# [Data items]

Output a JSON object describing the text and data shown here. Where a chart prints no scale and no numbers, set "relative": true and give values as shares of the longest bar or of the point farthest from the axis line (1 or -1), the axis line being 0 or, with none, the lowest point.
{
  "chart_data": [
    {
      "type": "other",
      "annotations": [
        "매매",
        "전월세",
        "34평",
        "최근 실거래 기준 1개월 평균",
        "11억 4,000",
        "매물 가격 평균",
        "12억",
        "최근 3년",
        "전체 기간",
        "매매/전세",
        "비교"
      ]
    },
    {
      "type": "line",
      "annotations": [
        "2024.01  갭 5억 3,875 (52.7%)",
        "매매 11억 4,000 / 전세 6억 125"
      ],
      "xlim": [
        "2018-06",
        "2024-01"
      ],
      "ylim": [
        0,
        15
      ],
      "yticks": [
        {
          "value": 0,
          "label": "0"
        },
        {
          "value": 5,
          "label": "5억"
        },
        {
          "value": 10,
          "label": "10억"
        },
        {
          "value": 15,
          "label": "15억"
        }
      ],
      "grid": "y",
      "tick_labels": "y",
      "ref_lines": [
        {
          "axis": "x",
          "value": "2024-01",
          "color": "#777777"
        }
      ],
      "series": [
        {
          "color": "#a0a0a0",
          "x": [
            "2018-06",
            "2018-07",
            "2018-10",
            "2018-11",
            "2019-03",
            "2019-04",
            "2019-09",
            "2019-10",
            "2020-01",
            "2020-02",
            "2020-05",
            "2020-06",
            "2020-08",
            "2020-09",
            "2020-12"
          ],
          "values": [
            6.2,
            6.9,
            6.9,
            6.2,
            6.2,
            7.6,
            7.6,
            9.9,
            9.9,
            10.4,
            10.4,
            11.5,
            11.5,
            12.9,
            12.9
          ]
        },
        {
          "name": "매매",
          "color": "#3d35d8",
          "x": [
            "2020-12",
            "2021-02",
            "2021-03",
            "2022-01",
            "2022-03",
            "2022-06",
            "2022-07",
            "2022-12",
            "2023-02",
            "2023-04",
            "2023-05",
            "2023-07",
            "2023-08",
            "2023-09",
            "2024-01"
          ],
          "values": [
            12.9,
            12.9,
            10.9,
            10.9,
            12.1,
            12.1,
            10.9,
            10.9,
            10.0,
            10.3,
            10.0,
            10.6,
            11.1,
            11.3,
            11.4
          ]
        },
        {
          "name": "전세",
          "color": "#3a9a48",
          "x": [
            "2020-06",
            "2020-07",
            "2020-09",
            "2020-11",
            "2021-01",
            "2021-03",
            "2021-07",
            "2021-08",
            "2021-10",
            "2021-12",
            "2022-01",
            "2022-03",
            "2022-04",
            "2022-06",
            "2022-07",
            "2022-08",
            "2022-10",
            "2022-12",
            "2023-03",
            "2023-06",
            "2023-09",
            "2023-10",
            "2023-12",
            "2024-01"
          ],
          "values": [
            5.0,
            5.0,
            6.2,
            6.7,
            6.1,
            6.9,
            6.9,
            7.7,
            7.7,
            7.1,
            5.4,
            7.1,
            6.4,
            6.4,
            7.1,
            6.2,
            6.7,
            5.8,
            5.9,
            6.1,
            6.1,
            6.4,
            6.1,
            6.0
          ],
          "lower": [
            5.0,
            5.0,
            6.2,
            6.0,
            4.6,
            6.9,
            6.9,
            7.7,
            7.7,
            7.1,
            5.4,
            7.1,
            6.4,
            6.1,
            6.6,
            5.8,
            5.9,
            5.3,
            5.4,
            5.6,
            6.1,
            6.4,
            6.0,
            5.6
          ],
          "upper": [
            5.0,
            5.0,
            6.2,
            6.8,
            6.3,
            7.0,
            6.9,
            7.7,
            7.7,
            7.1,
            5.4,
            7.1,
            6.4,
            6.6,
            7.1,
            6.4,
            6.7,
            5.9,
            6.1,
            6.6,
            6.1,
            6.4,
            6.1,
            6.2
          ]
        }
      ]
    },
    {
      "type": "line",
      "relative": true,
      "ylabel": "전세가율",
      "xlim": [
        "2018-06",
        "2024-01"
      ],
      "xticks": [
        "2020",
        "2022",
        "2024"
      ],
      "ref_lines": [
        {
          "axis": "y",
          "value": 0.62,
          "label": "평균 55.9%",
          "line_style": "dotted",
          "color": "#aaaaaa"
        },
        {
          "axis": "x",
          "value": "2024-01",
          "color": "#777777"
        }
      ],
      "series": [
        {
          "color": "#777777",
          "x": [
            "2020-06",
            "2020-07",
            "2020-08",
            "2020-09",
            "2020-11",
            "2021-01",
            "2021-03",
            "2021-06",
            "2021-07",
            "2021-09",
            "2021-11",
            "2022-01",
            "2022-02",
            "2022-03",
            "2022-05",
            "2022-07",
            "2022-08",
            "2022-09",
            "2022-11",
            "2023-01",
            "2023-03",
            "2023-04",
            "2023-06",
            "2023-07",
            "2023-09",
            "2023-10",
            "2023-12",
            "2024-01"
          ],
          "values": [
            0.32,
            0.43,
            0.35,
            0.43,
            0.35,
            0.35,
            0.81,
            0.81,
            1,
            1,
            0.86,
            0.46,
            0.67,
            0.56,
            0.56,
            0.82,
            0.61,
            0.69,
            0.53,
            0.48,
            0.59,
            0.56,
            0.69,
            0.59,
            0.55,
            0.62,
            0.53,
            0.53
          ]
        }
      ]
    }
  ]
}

# [OBJECTIVE]
Take the records above and return them exactly as written.

# [EXERCISE RESULT]
Output a JSON object describing the text and data shown here. Where a chart prints no scale and no numbers, set "relative": true and give values as shares of the longest bar or of the point farthest from the axis line (1 or -1), the axis line being 0 or, with none, the lowest point.
{
  "chart_data": [
    {
      "type": "other",
      "annotations": [
        "매매",
        "전월세",
        "34평",
        "최근 실거래 기준 1개월 평균",
        "11억 4,000",
        "매물 가격 평균",
        "12억",
        "최근 3년",
        "전체 기간",
        "매매/전세",
        "비교"
      ]
    },
    {
      "type": "line",
      "annotations": [
        "2024.01  갭 5억 3,875 (52.7%)",
        "매매 11억 4,000 / 전세 6억 125"
      ],
      "xlim": [
        "2018-06",
        "2024-01"
      ],
      "ylim": [
        0,
        15
      ],
      "yticks": [
        {
          "value": 0,
          "label": "0"
        },
        {
          "value": 5,
          "label": "5억"
        },
        {
          "value": 10,
          "label": "10억"
        },
        {
          "value": 15,
          "label": "15억"
        }
      ],
      "grid": "y",
      "tick_labels": "y",
      "ref_lines": [
        {
          "axis": "x",
          "value": "2024-01",
          "color": "#777777"
        }
      ],
      "series": [
        {
          "color": "#a0a0a0",
          "x": [
            "2018-06",
            "2018-07",
            "2018-10",
            "2018-11",
            "2019-03",
            "2019-04",
            "2019-09",
            "2019-10",
            "2020-01",
            "2020-02",
            "2020-05",
            "2020-06",
            "2020-08",
            "2020-09",
            "2020-12"
          ],
          "values": [
            6.2,
            6.9,
            6.9,
            6.2,
            6.2,
            7.6,
            7.6,
            9.9,
            9.9,
            10.4,
            10.4,
            11.5,
            11.5,
            12.9,
            12.9
          ]
        },
        {
          "name": "매매",
          "color": "#3d35d8",
          "x": [
            "2020-12",
            "2021-02",
            "2021-03",
            "2022-01",
            "2022-03",
            "2022-06",
            "2022-07",
            "2022-12",
            "2023-02",
            "2023-04",
            "2023-05",
            "2023-07",
            "2023-08",
            "2023-09",
            "2024-01"
          ],
          "values": [
            12.9,
            12.9,
            10.9,
            10.9,
            12.1,
            12.1,
            10.9,
            10.9,
            10.0,
            10.3,
            10.0,
            10.6,
            11.1,
            11.3,
            11.4
          ]
        },
        {
          "name": "전세",
          "color": "#3a9a48",
          "x": [
            "2020-06",
            "2020-07",
            "2020-09",
            "2020-11",
            "2021-01",
            "2021-03",
            "2021-07",
            "2021-08",
            "2021-10",
            "2021-12",
            "2022-01",
            "2022-03",
            "2022-04",
            "2022-06",
            "2022-07",
            "2022-08",
            "2022-10",
            "2022-12",
            "2023-03",
            "2023-06",
            "2023-09",
            "2023-10",
            "2023-12",
            "2024-01"
          ],
          "values": [
            5.0,
            5.0,
            6.2,
            6.7,
            6.1,
            6.9,
            6.9,
            7.7,
            7.7,
            7.1,
            5.4,
            7.1,
            6.4,
            6.4,
            7.1,
            6.2,
            6.7,
            5.8,
            5.9,
            6.1,
            6.1,
            6.4,
            6.1,
            6.0
          ],
          "lower": [
            5.0,
            5.0,
            6.2,
            6.0,
            4.6,
            6.9,
            6.9,
            7.7,
            7.7,
            7.1,
            5.4,
            7.1,
            6.4,
            6.1,
            6.6,
            5.8,
            5.9,
            5.3,
            5.4,
            5.6,
            6.1,
            6.4,
            6.0,
            5.6
          ],
          "upper": [
            5.0,
            5.0,
            6.2,
            6.8,
            6.3,
            7.0,
            6.9,
            7.7,
            7.7,
            7.1,
            5.4,
            7.1,
            6.4,
            6.6,
            7.1,
            6.4,
            6.7,
            5.9,
            6.1,
            6.6,
            6.1,
            6.4,
            6.1,
            6.2
          ]
        }
      ]
    },
    {
      "type": "line",
      "relative": true,
      "ylabel": "전세가율",
      "xlim": [
        "2018-06",
        "2024-01"
      ],
      "xticks": [
        "2020",
        "2022",
        "2024"
      ],
      "ref_lines": [
        {
          "axis": "y",
          "value": 0.62,
          "label": "평균 55.9%",
          "line_style": "dotted",
          "color": "#aaaaaa"
        },
        {
          "axis": "x",
          "value": "2024-01",
          "color": "#777777"
        }
      ],
      "series": [
        {
          "color": "#777777",
          "x": [
            "2020-06",
            "2020-07",
            "2020-08",
            "2020-09",
            "2020-11",
            "2021-01",
            "2021-03",
            "2021-06",
            "2021-07",
            "2021-09",
            "2021-11",
            "2022-01",
            "2022-02",
            "2022-03",
            "2022-05",
            "2022-07",
            "2022-08",
            "2022-09",
            "2022-11",
            "2023-01",
            "2023-03",
            "2023-04",
            "2023-06",
            "2023-07",
            "2023-09",
            "2023-10",
            "2023-12",
            "2024-01"
          ],
          "values": [
            0.32,
            0.43,
            0.35,
            0.43,
            0.35,
            0.35,
            0.81,
            0.81,
            1,
            1,
            0.86,
            0.46,
            0.67,
            0.56,
            0.56,
            0.82,
            0.61,
            0.69,
            0.53,
            0.48,
            0.59,
            0.56,
            0.69,
            0.59,
            0.55,
            0.62,
            0.53,
            0.53
          ]
        }
      ]
    }
  ]
}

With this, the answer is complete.